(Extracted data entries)
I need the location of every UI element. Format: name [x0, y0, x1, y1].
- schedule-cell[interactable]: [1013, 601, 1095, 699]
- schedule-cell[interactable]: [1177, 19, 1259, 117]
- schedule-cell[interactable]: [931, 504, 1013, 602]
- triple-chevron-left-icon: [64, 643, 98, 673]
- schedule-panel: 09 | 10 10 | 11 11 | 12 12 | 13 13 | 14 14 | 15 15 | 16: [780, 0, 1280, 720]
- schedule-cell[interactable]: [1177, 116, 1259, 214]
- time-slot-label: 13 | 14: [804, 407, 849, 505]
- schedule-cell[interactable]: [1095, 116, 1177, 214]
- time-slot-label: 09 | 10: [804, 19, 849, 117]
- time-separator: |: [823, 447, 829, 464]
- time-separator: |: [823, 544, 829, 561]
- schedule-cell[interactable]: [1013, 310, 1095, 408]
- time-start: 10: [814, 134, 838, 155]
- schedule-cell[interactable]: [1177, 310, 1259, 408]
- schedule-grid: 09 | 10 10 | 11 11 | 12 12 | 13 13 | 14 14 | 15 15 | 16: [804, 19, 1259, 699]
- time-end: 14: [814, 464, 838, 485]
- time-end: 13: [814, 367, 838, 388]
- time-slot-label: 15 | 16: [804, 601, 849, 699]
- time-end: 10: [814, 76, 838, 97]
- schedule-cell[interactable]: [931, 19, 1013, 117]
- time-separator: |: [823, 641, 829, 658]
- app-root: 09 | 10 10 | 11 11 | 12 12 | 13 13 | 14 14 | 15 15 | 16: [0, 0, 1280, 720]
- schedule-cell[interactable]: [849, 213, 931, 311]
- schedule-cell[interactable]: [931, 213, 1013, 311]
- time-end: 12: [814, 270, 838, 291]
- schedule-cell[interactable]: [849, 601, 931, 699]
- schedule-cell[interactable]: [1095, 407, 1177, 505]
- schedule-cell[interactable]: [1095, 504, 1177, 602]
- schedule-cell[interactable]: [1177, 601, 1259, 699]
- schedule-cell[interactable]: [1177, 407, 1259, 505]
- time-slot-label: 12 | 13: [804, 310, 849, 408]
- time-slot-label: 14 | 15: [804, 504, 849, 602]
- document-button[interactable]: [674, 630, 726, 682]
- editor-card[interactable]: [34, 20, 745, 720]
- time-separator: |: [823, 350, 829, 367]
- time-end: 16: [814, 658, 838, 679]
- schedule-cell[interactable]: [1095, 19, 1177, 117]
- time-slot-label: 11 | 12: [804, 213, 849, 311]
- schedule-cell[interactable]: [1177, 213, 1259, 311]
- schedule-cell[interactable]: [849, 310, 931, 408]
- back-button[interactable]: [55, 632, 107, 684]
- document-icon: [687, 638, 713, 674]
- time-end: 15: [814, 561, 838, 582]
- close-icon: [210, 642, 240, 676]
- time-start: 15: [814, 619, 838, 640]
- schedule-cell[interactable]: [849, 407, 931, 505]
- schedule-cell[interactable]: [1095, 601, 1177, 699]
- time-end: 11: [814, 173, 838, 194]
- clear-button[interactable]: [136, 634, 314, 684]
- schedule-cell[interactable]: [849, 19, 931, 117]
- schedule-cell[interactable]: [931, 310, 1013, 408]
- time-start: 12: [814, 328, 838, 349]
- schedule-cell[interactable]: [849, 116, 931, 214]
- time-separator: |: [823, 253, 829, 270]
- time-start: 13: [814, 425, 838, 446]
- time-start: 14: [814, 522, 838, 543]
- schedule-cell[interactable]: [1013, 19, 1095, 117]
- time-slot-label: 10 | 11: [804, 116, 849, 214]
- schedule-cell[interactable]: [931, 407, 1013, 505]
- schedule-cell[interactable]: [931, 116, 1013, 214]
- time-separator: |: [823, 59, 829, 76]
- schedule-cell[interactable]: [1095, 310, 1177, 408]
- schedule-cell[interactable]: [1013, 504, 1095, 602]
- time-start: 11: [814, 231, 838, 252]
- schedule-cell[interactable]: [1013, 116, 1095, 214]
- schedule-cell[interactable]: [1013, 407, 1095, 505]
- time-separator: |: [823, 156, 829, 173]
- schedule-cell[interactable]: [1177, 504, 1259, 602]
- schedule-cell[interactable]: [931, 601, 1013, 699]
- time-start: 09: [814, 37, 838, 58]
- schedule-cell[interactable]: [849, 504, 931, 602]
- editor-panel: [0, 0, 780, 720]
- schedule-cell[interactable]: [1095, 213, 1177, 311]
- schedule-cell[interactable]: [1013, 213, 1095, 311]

Given task
Quote every line of the items above word for word, without changing anything.

Result of the exercise
I need the location of every UI element. Format: name [x0, y0, x1, y1].
- schedule-cell[interactable]: [1013, 601, 1095, 699]
- schedule-cell[interactable]: [1177, 19, 1259, 117]
- schedule-cell[interactable]: [931, 504, 1013, 602]
- triple-chevron-left-icon: [64, 643, 98, 673]
- schedule-panel: 09 | 10 10 | 11 11 | 12 12 | 13 13 | 14 14 | 15 15 | 16: [780, 0, 1280, 720]
- schedule-cell[interactable]: [1177, 116, 1259, 214]
- time-slot-label: 13 | 14: [804, 407, 849, 505]
- schedule-cell[interactable]: [1095, 116, 1177, 214]
- time-slot-label: 09 | 10: [804, 19, 849, 117]
- time-separator: |: [823, 447, 829, 464]
- time-separator: |: [823, 544, 829, 561]
- schedule-cell[interactable]: [1013, 310, 1095, 408]
- time-start: 10: [814, 134, 838, 155]
- schedule-cell[interactable]: [1177, 310, 1259, 408]
- schedule-grid: 09 | 10 10 | 11 11 | 12 12 | 13 13 | 14 14 | 15 15 | 16: [804, 19, 1259, 699]
- time-end: 14: [814, 464, 838, 485]
- time-end: 13: [814, 367, 838, 388]
- time-slot-label: 15 | 16: [804, 601, 849, 699]
- time-end: 10: [814, 76, 838, 97]
- schedule-cell[interactable]: [931, 19, 1013, 117]
- time-separator: |: [823, 641, 829, 658]
- app-root: 09 | 10 10 | 11 11 | 12 12 | 13 13 | 14 14 | 15 15 | 16: [0, 0, 1280, 720]
- schedule-cell[interactable]: [849, 213, 931, 311]
- schedule-cell[interactable]: [931, 213, 1013, 311]
- time-end: 12: [814, 270, 838, 291]
- schedule-cell[interactable]: [849, 601, 931, 699]
- schedule-cell[interactable]: [1095, 407, 1177, 505]
- schedule-cell[interactable]: [1095, 504, 1177, 602]
- schedule-cell[interactable]: [1177, 601, 1259, 699]
- schedule-cell[interactable]: [1177, 407, 1259, 505]
- time-slot-label: 12 | 13: [804, 310, 849, 408]
- time-slot-label: 14 | 15: [804, 504, 849, 602]
- document-button[interactable]: [674, 630, 726, 682]
- editor-card[interactable]: [34, 20, 745, 720]
- time-separator: |: [823, 350, 829, 367]
- time-end: 16: [814, 658, 838, 679]
- schedule-cell[interactable]: [1095, 19, 1177, 117]
- time-slot-label: 11 | 12: [804, 213, 849, 311]
- schedule-cell[interactable]: [1177, 213, 1259, 311]
- schedule-cell[interactable]: [849, 310, 931, 408]
- back-button[interactable]: [55, 632, 107, 684]
- document-icon: [687, 638, 713, 674]
- time-end: 15: [814, 561, 838, 582]
- close-icon: [210, 642, 240, 676]
- time-start: 15: [814, 619, 838, 640]
- schedule-cell[interactable]: [849, 407, 931, 505]
- schedule-cell[interactable]: [1095, 601, 1177, 699]
- time-end: 11: [814, 173, 838, 194]
- clear-button[interactable]: [136, 634, 314, 684]
- schedule-cell[interactable]: [849, 19, 931, 117]
- schedule-cell[interactable]: [931, 310, 1013, 408]
- time-start: 12: [814, 328, 838, 349]
- schedule-cell[interactable]: [849, 116, 931, 214]
- time-separator: |: [823, 253, 829, 270]
- time-start: 13: [814, 425, 838, 446]
- time-start: 14: [814, 522, 838, 543]
- schedule-cell[interactable]: [1013, 19, 1095, 117]
- time-slot-label: 10 | 11: [804, 116, 849, 214]
- schedule-cell[interactable]: [931, 407, 1013, 505]
- schedule-cell[interactable]: [931, 116, 1013, 214]
- time-separator: |: [823, 59, 829, 76]
- schedule-cell[interactable]: [1095, 310, 1177, 408]
- schedule-cell[interactable]: [1013, 504, 1095, 602]
- time-start: 11: [814, 231, 838, 252]
- schedule-cell[interactable]: [1013, 116, 1095, 214]
- schedule-cell[interactable]: [1013, 407, 1095, 505]
- time-separator: |: [823, 156, 829, 173]
- schedule-cell[interactable]: [1177, 504, 1259, 602]
- schedule-cell[interactable]: [931, 601, 1013, 699]
- time-start: 09: [814, 37, 838, 58]
- schedule-cell[interactable]: [849, 504, 931, 602]
- editor-panel: [0, 0, 780, 720]
- schedule-cell[interactable]: [1095, 213, 1177, 311]
- schedule-cell[interactable]: [1013, 213, 1095, 311]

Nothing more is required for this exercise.